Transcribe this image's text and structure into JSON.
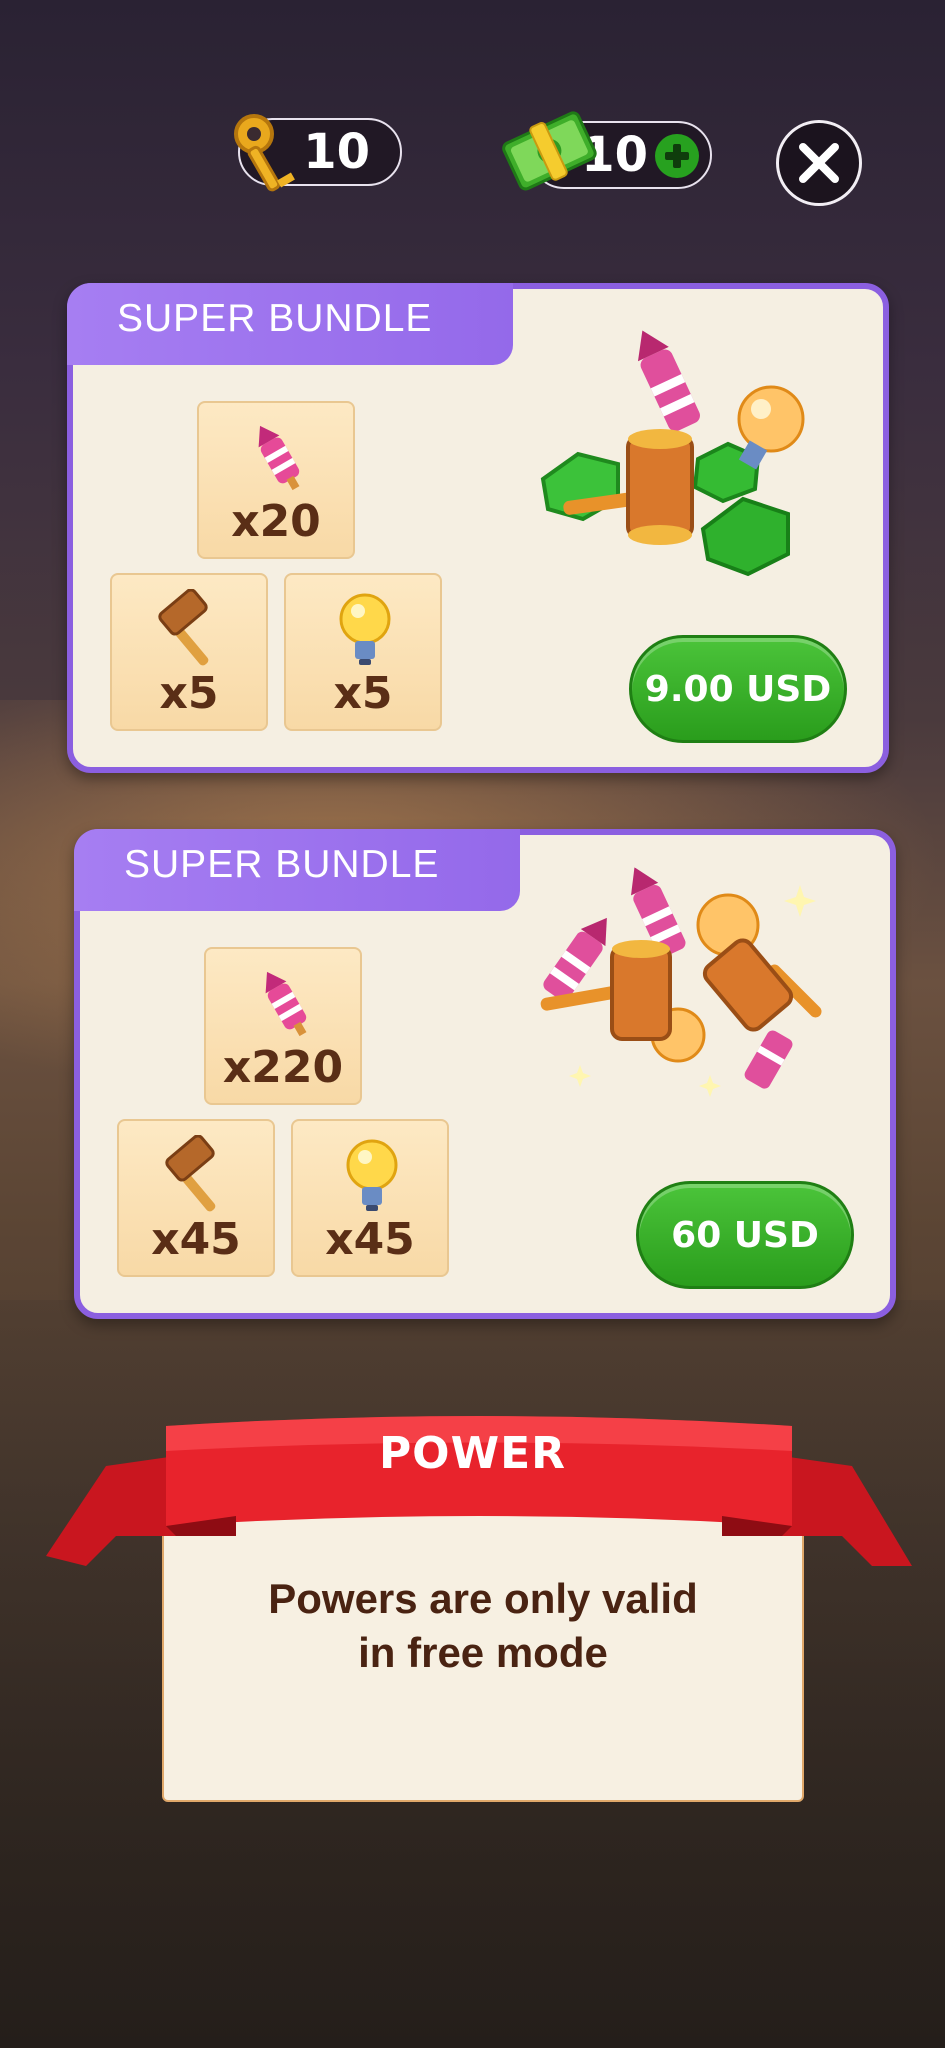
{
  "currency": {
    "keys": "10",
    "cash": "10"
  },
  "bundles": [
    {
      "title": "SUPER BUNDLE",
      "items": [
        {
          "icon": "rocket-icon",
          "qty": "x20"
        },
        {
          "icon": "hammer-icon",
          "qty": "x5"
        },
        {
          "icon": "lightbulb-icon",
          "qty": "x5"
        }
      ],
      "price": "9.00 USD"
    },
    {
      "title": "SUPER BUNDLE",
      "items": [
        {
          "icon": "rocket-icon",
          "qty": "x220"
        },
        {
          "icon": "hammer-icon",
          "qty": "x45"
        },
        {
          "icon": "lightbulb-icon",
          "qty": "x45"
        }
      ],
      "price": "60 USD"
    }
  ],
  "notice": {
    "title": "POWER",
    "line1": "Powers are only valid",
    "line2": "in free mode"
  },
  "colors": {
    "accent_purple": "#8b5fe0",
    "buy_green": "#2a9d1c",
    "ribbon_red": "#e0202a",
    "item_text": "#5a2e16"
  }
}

.....

* _INSTRUCTIONS FOR THE TASK_: Write the material out again exactly as it appears, dropping the pictures.

* _WRITTEN ANSWER_:
Transcribe this image's text and structure into JSON.
{
  "currency": {
    "keys": "10",
    "cash": "10"
  },
  "bundles": [
    {
      "title": "SUPER BUNDLE",
      "items": [
        {
          "icon": "rocket-icon",
          "qty": "x20"
        },
        {
          "icon": "hammer-icon",
          "qty": "x5"
        },
        {
          "icon": "lightbulb-icon",
          "qty": "x5"
        }
      ],
      "price": "9.00 USD"
    },
    {
      "title": "SUPER BUNDLE",
      "items": [
        {
          "icon": "rocket-icon",
          "qty": "x220"
        },
        {
          "icon": "hammer-icon",
          "qty": "x45"
        },
        {
          "icon": "lightbulb-icon",
          "qty": "x45"
        }
      ],
      "price": "60 USD"
    }
  ],
  "notice": {
    "title": "POWER",
    "line1": "Powers are only valid",
    "line2": "in free mode"
  },
  "colors": {
    "accent_purple": "#8b5fe0",
    "buy_green": "#2a9d1c",
    "ribbon_red": "#e0202a",
    "item_text": "#5a2e16"
  }
}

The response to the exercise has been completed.